───── Data supplied

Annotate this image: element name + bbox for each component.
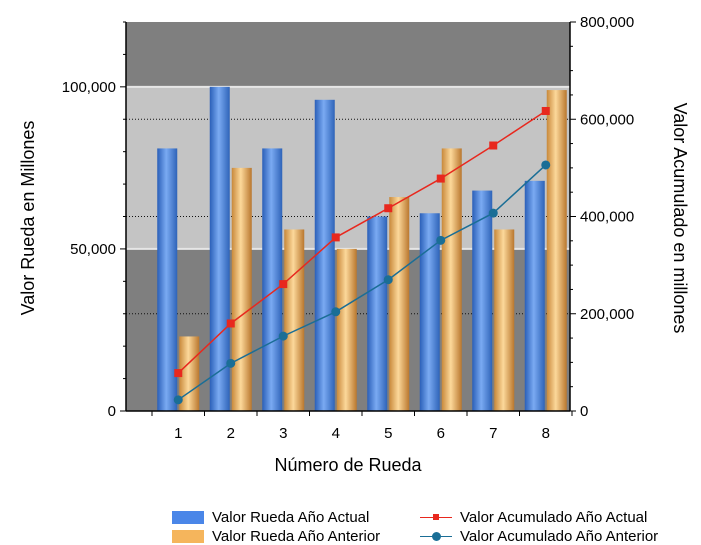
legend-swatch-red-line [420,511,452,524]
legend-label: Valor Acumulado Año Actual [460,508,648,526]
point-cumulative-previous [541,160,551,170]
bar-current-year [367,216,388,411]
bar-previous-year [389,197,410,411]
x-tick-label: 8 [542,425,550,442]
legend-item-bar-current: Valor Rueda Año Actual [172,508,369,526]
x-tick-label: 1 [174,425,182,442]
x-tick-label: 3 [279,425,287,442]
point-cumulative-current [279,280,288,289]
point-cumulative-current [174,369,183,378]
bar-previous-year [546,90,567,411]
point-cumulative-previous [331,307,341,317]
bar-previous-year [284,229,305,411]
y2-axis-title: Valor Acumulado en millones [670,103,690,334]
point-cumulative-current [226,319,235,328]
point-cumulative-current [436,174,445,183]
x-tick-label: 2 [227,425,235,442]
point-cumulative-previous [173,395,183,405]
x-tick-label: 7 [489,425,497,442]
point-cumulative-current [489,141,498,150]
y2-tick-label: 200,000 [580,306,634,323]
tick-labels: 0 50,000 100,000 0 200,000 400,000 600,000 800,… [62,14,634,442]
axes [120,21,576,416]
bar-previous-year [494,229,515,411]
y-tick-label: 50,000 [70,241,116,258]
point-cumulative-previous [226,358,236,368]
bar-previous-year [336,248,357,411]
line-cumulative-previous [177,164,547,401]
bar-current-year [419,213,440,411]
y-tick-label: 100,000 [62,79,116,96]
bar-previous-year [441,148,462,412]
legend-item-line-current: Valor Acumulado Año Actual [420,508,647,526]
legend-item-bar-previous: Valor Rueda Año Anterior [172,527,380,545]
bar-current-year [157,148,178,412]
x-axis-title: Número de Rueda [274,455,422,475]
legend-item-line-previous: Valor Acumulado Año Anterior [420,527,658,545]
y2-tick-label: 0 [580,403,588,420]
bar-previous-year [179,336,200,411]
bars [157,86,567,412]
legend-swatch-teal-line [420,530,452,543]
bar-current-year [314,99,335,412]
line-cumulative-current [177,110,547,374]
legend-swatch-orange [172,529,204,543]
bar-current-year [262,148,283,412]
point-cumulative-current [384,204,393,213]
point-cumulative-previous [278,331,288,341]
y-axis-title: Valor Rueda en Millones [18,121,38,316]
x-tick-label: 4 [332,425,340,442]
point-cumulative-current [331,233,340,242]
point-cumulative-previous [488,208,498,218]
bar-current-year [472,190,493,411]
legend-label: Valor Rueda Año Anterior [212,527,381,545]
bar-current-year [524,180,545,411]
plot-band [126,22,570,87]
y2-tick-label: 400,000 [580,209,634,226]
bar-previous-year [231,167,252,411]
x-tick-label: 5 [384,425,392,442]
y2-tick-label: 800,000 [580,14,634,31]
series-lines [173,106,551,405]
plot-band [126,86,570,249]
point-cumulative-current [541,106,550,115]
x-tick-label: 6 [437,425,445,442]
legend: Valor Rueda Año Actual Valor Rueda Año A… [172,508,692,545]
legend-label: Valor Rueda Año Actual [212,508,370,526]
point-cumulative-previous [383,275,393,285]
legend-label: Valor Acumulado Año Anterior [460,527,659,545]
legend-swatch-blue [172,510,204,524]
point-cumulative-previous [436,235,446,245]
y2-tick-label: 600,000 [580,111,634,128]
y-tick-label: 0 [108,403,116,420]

──────────
───── Data supplied

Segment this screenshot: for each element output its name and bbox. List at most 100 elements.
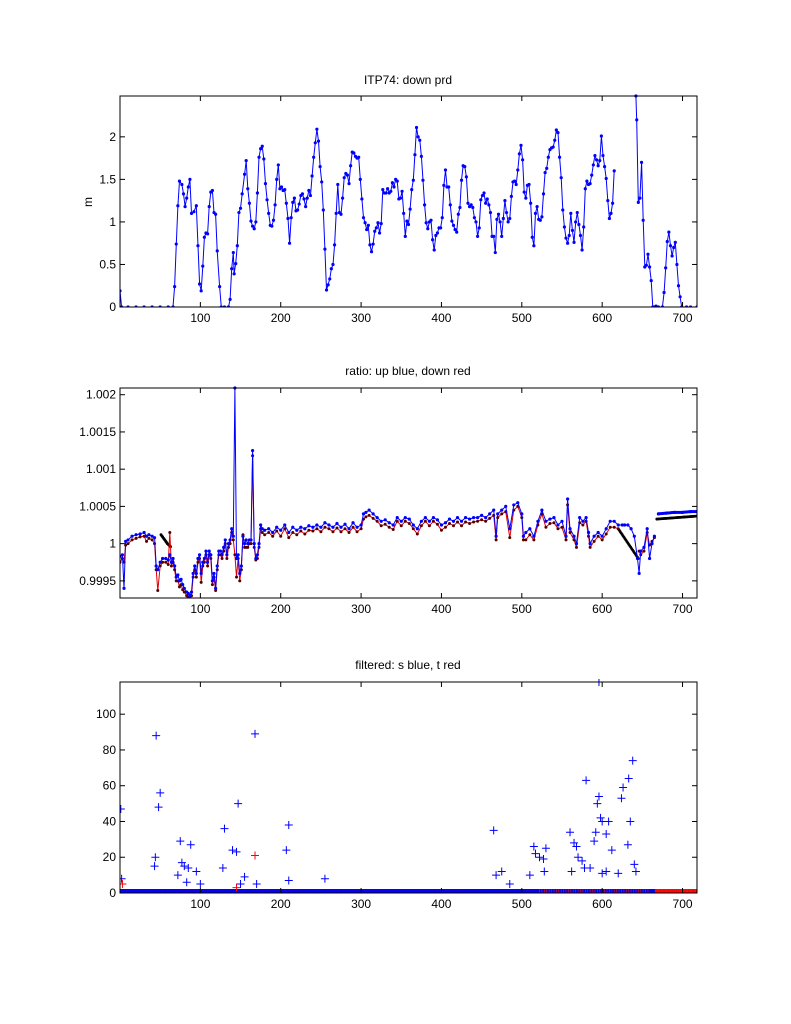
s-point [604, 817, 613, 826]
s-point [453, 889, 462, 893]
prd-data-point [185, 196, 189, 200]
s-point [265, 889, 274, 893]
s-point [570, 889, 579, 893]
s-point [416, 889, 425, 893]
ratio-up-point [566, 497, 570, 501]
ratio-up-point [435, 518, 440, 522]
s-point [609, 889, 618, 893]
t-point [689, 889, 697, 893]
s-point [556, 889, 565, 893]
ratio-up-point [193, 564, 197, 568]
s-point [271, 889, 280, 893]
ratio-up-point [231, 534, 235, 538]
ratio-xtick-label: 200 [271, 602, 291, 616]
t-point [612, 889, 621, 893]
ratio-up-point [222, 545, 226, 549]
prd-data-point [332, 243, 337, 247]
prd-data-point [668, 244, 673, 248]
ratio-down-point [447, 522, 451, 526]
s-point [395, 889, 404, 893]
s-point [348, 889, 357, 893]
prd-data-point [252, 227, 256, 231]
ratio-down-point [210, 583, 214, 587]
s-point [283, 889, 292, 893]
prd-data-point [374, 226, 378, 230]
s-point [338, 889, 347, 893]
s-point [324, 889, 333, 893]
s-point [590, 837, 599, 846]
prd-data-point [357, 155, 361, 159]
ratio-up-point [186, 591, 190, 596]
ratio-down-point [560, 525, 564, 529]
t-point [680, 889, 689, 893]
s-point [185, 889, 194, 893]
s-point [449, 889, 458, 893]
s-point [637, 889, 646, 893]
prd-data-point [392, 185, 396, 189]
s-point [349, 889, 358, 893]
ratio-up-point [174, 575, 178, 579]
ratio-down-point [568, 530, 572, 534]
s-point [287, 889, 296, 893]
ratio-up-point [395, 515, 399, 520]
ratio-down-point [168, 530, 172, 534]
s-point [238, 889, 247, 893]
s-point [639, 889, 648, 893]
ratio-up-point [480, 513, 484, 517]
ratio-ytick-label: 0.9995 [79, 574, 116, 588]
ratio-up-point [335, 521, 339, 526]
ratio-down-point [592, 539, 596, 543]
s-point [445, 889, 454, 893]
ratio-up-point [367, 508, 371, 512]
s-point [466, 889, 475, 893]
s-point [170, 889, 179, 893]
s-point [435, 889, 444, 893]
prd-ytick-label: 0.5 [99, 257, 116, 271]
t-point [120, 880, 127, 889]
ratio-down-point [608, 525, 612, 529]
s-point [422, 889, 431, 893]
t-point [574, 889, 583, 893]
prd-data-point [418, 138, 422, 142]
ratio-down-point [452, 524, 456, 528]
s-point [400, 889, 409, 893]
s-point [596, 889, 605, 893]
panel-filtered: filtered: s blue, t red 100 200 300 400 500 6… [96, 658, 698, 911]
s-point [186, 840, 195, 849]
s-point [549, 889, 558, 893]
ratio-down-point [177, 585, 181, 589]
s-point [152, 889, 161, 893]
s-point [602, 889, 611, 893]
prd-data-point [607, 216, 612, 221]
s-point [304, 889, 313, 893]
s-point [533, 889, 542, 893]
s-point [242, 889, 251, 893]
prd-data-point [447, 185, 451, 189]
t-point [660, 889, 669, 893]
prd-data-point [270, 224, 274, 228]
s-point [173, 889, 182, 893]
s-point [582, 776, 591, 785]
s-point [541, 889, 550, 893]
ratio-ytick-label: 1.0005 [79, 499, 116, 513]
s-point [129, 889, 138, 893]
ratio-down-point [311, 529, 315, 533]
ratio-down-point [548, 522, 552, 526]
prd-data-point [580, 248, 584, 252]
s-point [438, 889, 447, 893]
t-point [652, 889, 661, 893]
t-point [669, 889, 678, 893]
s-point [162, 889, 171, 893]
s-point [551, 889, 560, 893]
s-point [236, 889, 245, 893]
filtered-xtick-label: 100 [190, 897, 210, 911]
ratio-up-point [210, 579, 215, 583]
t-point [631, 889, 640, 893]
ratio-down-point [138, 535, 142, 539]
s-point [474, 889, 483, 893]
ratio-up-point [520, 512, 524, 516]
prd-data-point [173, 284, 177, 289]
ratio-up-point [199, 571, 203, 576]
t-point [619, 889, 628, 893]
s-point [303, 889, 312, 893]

──────────

## Directions for this task
Return the rows starting at the line that contains "s-point [604, 817, 613, 826]" and ending at the line that contains "prd-data-point [418, 138, 422, 142]", both included, reproducing each line verbatim.

## The result
s-point [604, 817, 613, 826]
s-point [453, 889, 462, 893]
prd-data-point [185, 196, 189, 200]
s-point [265, 889, 274, 893]
s-point [570, 889, 579, 893]
s-point [416, 889, 425, 893]
ratio-up-point [566, 497, 570, 501]
ratio-up-point [435, 518, 440, 522]
s-point [609, 889, 618, 893]
t-point [689, 889, 697, 893]
s-point [556, 889, 565, 893]
ratio-up-point [193, 564, 197, 568]
s-point [271, 889, 280, 893]
ratio-up-point [231, 534, 235, 538]
ratio-xtick-label: 200 [271, 602, 291, 616]
t-point [612, 889, 621, 893]
ratio-up-point [222, 545, 226, 549]
prd-data-point [332, 243, 337, 247]
prd-data-point [668, 244, 673, 248]
ratio-down-point [447, 522, 451, 526]
s-point [395, 889, 404, 893]
s-point [348, 889, 357, 893]
prd-data-point [252, 227, 256, 231]
ratio-down-point [210, 583, 214, 587]
s-point [283, 889, 292, 893]
prd-data-point [374, 226, 378, 230]
s-point [338, 889, 347, 893]
s-point [324, 889, 333, 893]
s-point [590, 837, 599, 846]
prd-data-point [357, 155, 361, 159]
ratio-up-point [186, 591, 190, 596]
ratio-down-point [560, 525, 564, 529]
t-point [680, 889, 689, 893]
s-point [185, 889, 194, 893]
s-point [449, 889, 458, 893]
s-point [637, 889, 646, 893]
prd-data-point [392, 185, 396, 189]
s-point [349, 889, 358, 893]
ratio-up-point [174, 575, 178, 579]
ratio-down-point [568, 530, 572, 534]
s-point [287, 889, 296, 893]
ratio-up-point [395, 515, 399, 520]
ratio-down-point [168, 530, 172, 534]
s-point [238, 889, 247, 893]
s-point [639, 889, 648, 893]
ratio-up-point [480, 513, 484, 517]
ratio-ytick-label: 0.9995 [79, 574, 116, 588]
ratio-up-point [335, 521, 339, 526]
ratio-down-point [592, 539, 596, 543]
s-point [445, 889, 454, 893]
ratio-up-point [367, 508, 371, 512]
s-point [466, 889, 475, 893]
s-point [170, 889, 179, 893]
s-point [435, 889, 444, 893]
prd-ytick-label: 0.5 [99, 257, 116, 271]
t-point [120, 880, 127, 889]
ratio-down-point [608, 525, 612, 529]
s-point [422, 889, 431, 893]
t-point [574, 889, 583, 893]
prd-data-point [418, 138, 422, 142]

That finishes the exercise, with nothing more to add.